— INSTRUCTIONS TO FOLLOW —
Transcribe the records that follow. Keep every word exactly, and drop the pictures.

— INFORMATION GIVEN —
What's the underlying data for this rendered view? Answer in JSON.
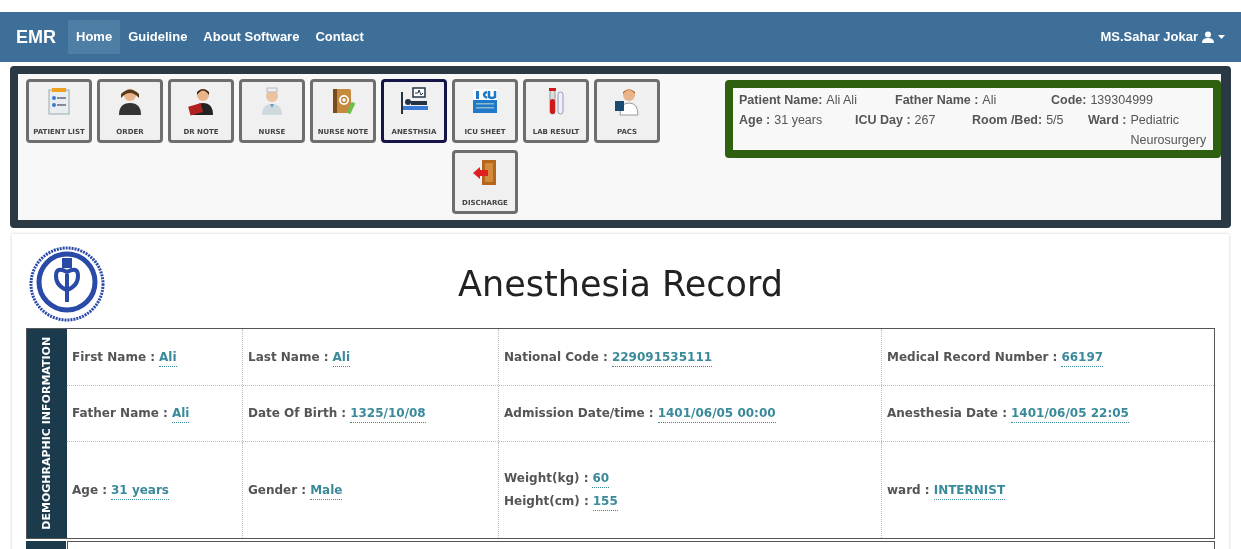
{
  "navbar": {
    "brand": "EMR",
    "items": [
      {
        "label": "Home",
        "selected": true
      },
      {
        "label": "Guideline",
        "selected": false
      },
      {
        "label": "About Software",
        "selected": false
      },
      {
        "label": "Contact",
        "selected": false
      }
    ],
    "user": "MS.Sahar Jokar"
  },
  "toolbar": [
    {
      "label": "PATIENT LIST",
      "selected": false
    },
    {
      "label": "ORDER",
      "selected": false
    },
    {
      "label": "DR NOTE",
      "selected": false
    },
    {
      "label": "NURSE",
      "selected": false
    },
    {
      "label": "NURSE NOTE",
      "selected": false
    },
    {
      "label": "ANESTHSIA",
      "selected": true
    },
    {
      "label": "ICU SHEET",
      "selected": false
    },
    {
      "label": "LAB RESULT",
      "selected": false
    },
    {
      "label": "PACS",
      "selected": false
    },
    {
      "label": "DISCHARGE",
      "selected": false
    }
  ],
  "patient_info": [
    [
      {
        "label": "Patient Name:",
        "value": "Ali Ali"
      },
      {
        "label": "Father Name :",
        "value": "Ali"
      },
      {
        "label": "Code:",
        "value": "139304999"
      }
    ],
    [
      {
        "label": "Age :",
        "value": "31 years"
      },
      {
        "label": "ICU Day :",
        "value": "267"
      },
      {
        "label": "Room /Bed:",
        "value": "5/5"
      },
      {
        "label": "Ward :",
        "value": "Pediatric Neurosurgery"
      }
    ]
  ],
  "record": {
    "title": "Anesthesia Record",
    "section": "DEMOGHRAPHIC INFORMATION",
    "rows": [
      [
        [
          {
            "label": "First Name :",
            "value": "Ali"
          }
        ],
        [
          {
            "label": "Last Name :",
            "value": "Ali"
          }
        ],
        [
          {
            "label": "National Code :",
            "value": "229091535111"
          }
        ],
        [
          {
            "label": "Medical Record Number :",
            "value": "66197"
          }
        ]
      ],
      [
        [
          {
            "label": "Father Name :",
            "value": "Ali"
          }
        ],
        [
          {
            "label": "Date Of Birth :",
            "value": "1325/10/08"
          }
        ],
        [
          {
            "label": "Admission Date/time :",
            "value": "1401/06/05 00:00"
          }
        ],
        [
          {
            "label": "Anesthesia Date :",
            "value": "1401/06/05 22:05"
          }
        ]
      ],
      [
        [
          {
            "label": "Age :",
            "value": "31 years"
          }
        ],
        [
          {
            "label": "Gender :",
            "value": "Male"
          }
        ],
        [
          {
            "label": "Weight(kg) :",
            "value": "60"
          },
          {
            "label": "Height(cm) :",
            "value": "155"
          }
        ],
        [
          {
            "label": "ward :",
            "value": "INTERNIST"
          }
        ]
      ]
    ]
  }
}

— EXERCISE OUTPUT —
What's the underlying data for this rendered view? Answer in JSON.
{
  "navbar": {
    "brand": "EMR",
    "items": [
      {
        "label": "Home",
        "selected": true
      },
      {
        "label": "Guideline",
        "selected": false
      },
      {
        "label": "About Software",
        "selected": false
      },
      {
        "label": "Contact",
        "selected": false
      }
    ],
    "user": "MS.Sahar Jokar"
  },
  "toolbar": [
    {
      "label": "PATIENT LIST",
      "selected": false
    },
    {
      "label": "ORDER",
      "selected": false
    },
    {
      "label": "DR NOTE",
      "selected": false
    },
    {
      "label": "NURSE",
      "selected": false
    },
    {
      "label": "NURSE NOTE",
      "selected": false
    },
    {
      "label": "ANESTHSIA",
      "selected": true
    },
    {
      "label": "ICU SHEET",
      "selected": false
    },
    {
      "label": "LAB RESULT",
      "selected": false
    },
    {
      "label": "PACS",
      "selected": false
    },
    {
      "label": "DISCHARGE",
      "selected": false
    }
  ],
  "patient_info": [
    [
      {
        "label": "Patient Name:",
        "value": "Ali Ali"
      },
      {
        "label": "Father Name :",
        "value": "Ali"
      },
      {
        "label": "Code:",
        "value": "139304999"
      }
    ],
    [
      {
        "label": "Age :",
        "value": "31 years"
      },
      {
        "label": "ICU Day :",
        "value": "267"
      },
      {
        "label": "Room /Bed:",
        "value": "5/5"
      },
      {
        "label": "Ward :",
        "value": "Pediatric Neurosurgery"
      }
    ]
  ],
  "record": {
    "title": "Anesthesia Record",
    "section": "DEMOGHRAPHIC INFORMATION",
    "rows": [
      [
        [
          {
            "label": "First Name :",
            "value": "Ali"
          }
        ],
        [
          {
            "label": "Last Name :",
            "value": "Ali"
          }
        ],
        [
          {
            "label": "National Code :",
            "value": "229091535111"
          }
        ],
        [
          {
            "label": "Medical Record Number :",
            "value": "66197"
          }
        ]
      ],
      [
        [
          {
            "label": "Father Name :",
            "value": "Ali"
          }
        ],
        [
          {
            "label": "Date Of Birth :",
            "value": "1325/10/08"
          }
        ],
        [
          {
            "label": "Admission Date/time :",
            "value": "1401/06/05 00:00"
          }
        ],
        [
          {
            "label": "Anesthesia Date :",
            "value": "1401/06/05 22:05"
          }
        ]
      ],
      [
        [
          {
            "label": "Age :",
            "value": "31 years"
          }
        ],
        [
          {
            "label": "Gender :",
            "value": "Male"
          }
        ],
        [
          {
            "label": "Weight(kg) :",
            "value": "60"
          },
          {
            "label": "Height(cm) :",
            "value": "155"
          }
        ],
        [
          {
            "label": "ward :",
            "value": "INTERNIST"
          }
        ]
      ]
    ]
  }
}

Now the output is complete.